* Exercise task
Each record below should be output verbatim, without pictures.

* Materials provided
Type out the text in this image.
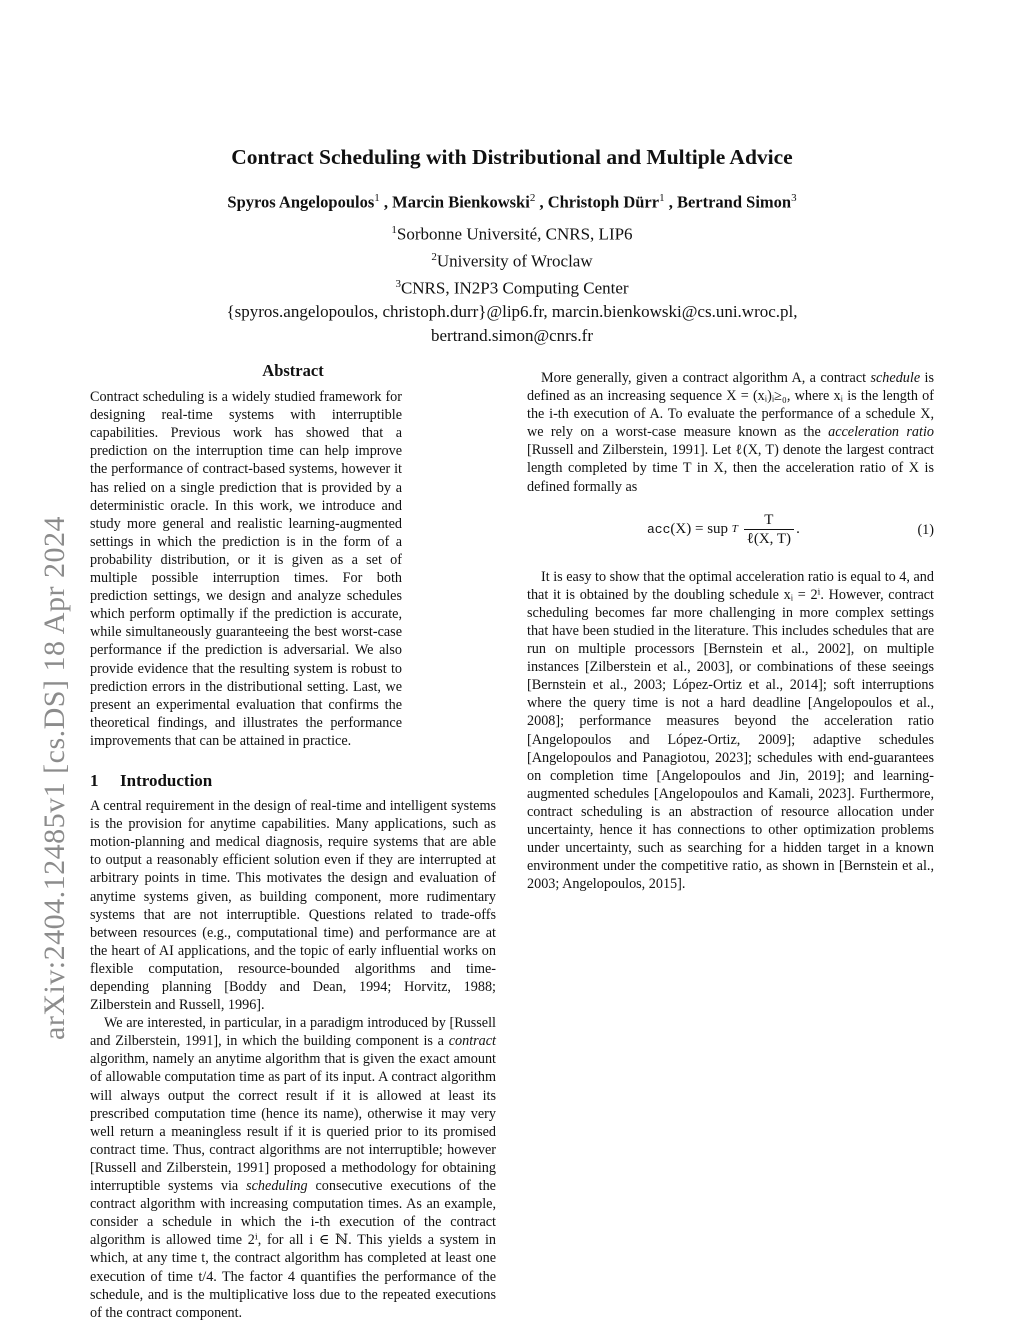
arXiv:2404.12485v1 [cs.DS] 18 Apr 2024
Contract Scheduling with Distributional and Multiple Advice
Spyros Angelopoulos$^1$ , Marcin Bienkowski$^2$ , Christoph Dürr$^1$ , Bertrand Simon$^3$
$^1$Sorbonne Université, CNRS, LIP6
$^2$University of Wroclaw
$^3$CNRS, IN2P3 Computing Center
{spyros.angelopoulos, christoph.durr}@lip6.fr, marcin.bienkowski@cs.uni.wroc.pl,
bertrand.simon@cnrs.fr
Abstract

Contract scheduling is a widely studied framework for designing real-time systems with interruptible capabilities. Previous work has showed that a prediction on the interruption time can help improve the performance of contract-based systems, however it has relied on a single prediction that is provided by a deterministic oracle. In this work, we introduce and study more general and realistic learning-augmented settings in which the prediction is in the form of a probability distribution, or it is given as a set of multiple possible interruption times. For both prediction settings, we design and analyze schedules which perform optimally if the prediction is accurate, while simultaneously guaranteeing the best worst-case performance if the prediction is adversarial. We also provide evidence that the resulting system is robust to prediction errors in the distributional setting. Last, we present an experimental evaluation that confirms the theoretical findings, and illustrates the performance improvements that can be attained in practice.

1 Introduction

A central requirement in the design of real-time and intelligent systems is the provision for anytime capabilities. Many applications, such as motion-planning and medical diagnosis, require systems that are able to output a reasonably efficient solution even if they are interrupted at arbitrary points in time. This motivates the design and evaluation of anytime systems given, as building component, more rudimentary systems that are not interruptible. Questions related to trade-offs between resources (e.g., computational time) and performance are at the heart of AI applications, and the topic of early influential works on flexible computation, resource-bounded algorithms and time-depending planning [Boddy and Dean, 1994; Horvitz, 1988; Zilberstein and Russell, 1996].

We are interested, in particular, in a paradigm introduced by [Russell and Zilberstein, 1991], in which the building component is a contract algorithm, namely an anytime algorithm that is given the exact amount of allowable computation time as part of its input. A contract algorithm will always output the correct result if it is allowed at least its prescribed computation time (hence its name), otherwise it may very well return a meaningless result if it is queried prior to its promised contract time. Thus, contract algorithms are not interruptible; however [Russell and Zilberstein, 1991] proposed a methodology for obtaining interruptible systems via scheduling consecutive executions of the contract algorithm with increasing computation times. As an example, consider a schedule in which the i-th execution of the contract algorithm is allowed time 2ⁱ, for all i ∈ ℕ. This yields a system in which, at any time t, the contract algorithm has completed at least one execution of time t/4. The factor 4 quantifies the performance of the schedule, and is the multiplicative loss due to the repeated executions of the contract component.

More generally, given a contract algorithm A, a contract schedule is defined as an increasing sequence X = (xᵢ)ᵢ≥₀, where xᵢ is the length of the i-th execution of A. To evaluate the performance of a schedule X, we rely on a worst-case measure known as the acceleration ratio [Russell and Zilberstein, 1991]. Let ℓ(X, T) denote the largest contract length completed by time T in X, then the acceleration ratio of X is defined formally as

acc(X) = sup T
$\frac{T}{\text{ℓ(X, T)}}$ .	(1)

It is easy to show that the optimal acceleration ratio is equal to 4, and that it is obtained by the doubling schedule xᵢ = 2ⁱ. However, contract scheduling becomes far more challenging in more complex settings that have been studied in the literature. This includes schedules that are run on multiple processors [Bernstein et al., 2002], on multiple instances [Zilberstein et al., 2003], or combinations of these seeings [Bernstein et al., 2003; López-Ortiz et al., 2014]; soft interruptions where the query time is not a hard deadline [Angelopoulos et al., 2008]; performance measures beyond the acceleration ratio [Angelopoulos and López-Ortiz, 2009]; adaptive schedules [Angelopoulos and Panagiotou, 2023]; schedules with end-guarantees on completion time [Angelopoulos and Jin, 2019]; and learning-augmented schedules [Angelopoulos and Kamali, 2023]. Furthermore, contract scheduling is an abstraction of resource allocation under uncertainty, hence it has connections to other optimization problems under uncertainty, such as searching for a hidden target in a known environment under the competitive ratio, as shown in [Bernstein et al., 2003; Angelopoulos, 2015].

* Task answer
Type out the text in this image.
arXiv:2404.12485v1 [cs.DS] 18 Apr 2024
Contract Scheduling with Distributional and Multiple Advice
Spyros Angelopoulos$^1$ , Marcin Bienkowski$^2$ , Christoph Dürr$^1$ , Bertrand Simon$^3$
$^1$Sorbonne Université, CNRS, LIP6
$^2$University of Wroclaw
$^3$CNRS, IN2P3 Computing Center
{spyros.angelopoulos, christoph.durr}@lip6.fr, marcin.bienkowski@cs.uni.wroc.pl,
bertrand.simon@cnrs.fr
Abstract

Contract scheduling is a widely studied framework for designing real-time systems with interruptible capabilities. Previous work has showed that a prediction on the interruption time can help improve the performance of contract-based systems, however it has relied on a single prediction that is provided by a deterministic oracle. In this work, we introduce and study more general and realistic learning-augmented settings in which the prediction is in the form of a probability distribution, or it is given as a set of multiple possible interruption times. For both prediction settings, we design and analyze schedules which perform optimally if the prediction is accurate, while simultaneously guaranteeing the best worst-case performance if the prediction is adversarial. We also provide evidence that the resulting system is robust to prediction errors in the distributional setting. Last, we present an experimental evaluation that confirms the theoretical findings, and illustrates the performance improvements that can be attained in practice.

1 Introduction

A central requirement in the design of real-time and intelligent systems is the provision for anytime capabilities. Many applications, such as motion-planning and medical diagnosis, require systems that are able to output a reasonably efficient solution even if they are interrupted at arbitrary points in time. This motivates the design and evaluation of anytime systems given, as building component, more rudimentary systems that are not interruptible. Questions related to trade-offs between resources (e.g., computational time) and performance are at the heart of AI applications, and the topic of early influential works on flexible computation, resource-bounded algorithms and time-depending planning [Boddy and Dean, 1994; Horvitz, 1988; Zilberstein and Russell, 1996].

We are interested, in particular, in a paradigm introduced by [Russell and Zilberstein, 1991], in which the building component is a contract algorithm, namely an anytime algorithm that is given the exact amount of allowable computation time as part of its input. A contract algorithm will always output the correct result if it is allowed at least its prescribed computation time (hence its name), otherwise it may very well return a meaningless result if it is queried prior to its promised contract time. Thus, contract algorithms are not interruptible; however [Russell and Zilberstein, 1991] proposed a methodology for obtaining interruptible systems via scheduling consecutive executions of the contract algorithm with increasing computation times. As an example, consider a schedule in which the i-th execution of the contract algorithm is allowed time 2ⁱ, for all i ∈ ℕ. This yields a system in which, at any time t, the contract algorithm has completed at least one execution of time t/4. The factor 4 quantifies the performance of the schedule, and is the multiplicative loss due to the repeated executions of the contract component.

More generally, given a contract algorithm A, a contract schedule is defined as an increasing sequence X = (xᵢ)ᵢ≥₀, where xᵢ is the length of the i-th execution of A. To evaluate the performance of a schedule X, we rely on a worst-case measure known as the acceleration ratio [Russell and Zilberstein, 1991]. Let ℓ(X, T) denote the largest contract length completed by time T in X, then the acceleration ratio of X is defined formally as

acc(X) = sup T
$\frac{T}{\text{ℓ(X, T)}}$ .	(1)

It is easy to show that the optimal acceleration ratio is equal to 4, and that it is obtained by the doubling schedule xᵢ = 2ⁱ. However, contract scheduling becomes far more challenging in more complex settings that have been studied in the literature. This includes schedules that are run on multiple processors [Bernstein et al., 2002], on multiple instances [Zilberstein et al., 2003], or combinations of these seeings [Bernstein et al., 2003; López-Ortiz et al., 2014]; soft interruptions where the query time is not a hard deadline [Angelopoulos et al., 2008]; performance measures beyond the acceleration ratio [Angelopoulos and López-Ortiz, 2009]; adaptive schedules [Angelopoulos and Panagiotou, 2023]; schedules with end-guarantees on completion time [Angelopoulos and Jin, 2019]; and learning-augmented schedules [Angelopoulos and Kamali, 2023]. Furthermore, contract scheduling is an abstraction of resource allocation under uncertainty, hence it has connections to other optimization problems under uncertainty, such as searching for a hidden target in a known environment under the competitive ratio, as shown in [Bernstein et al., 2003; Angelopoulos, 2015].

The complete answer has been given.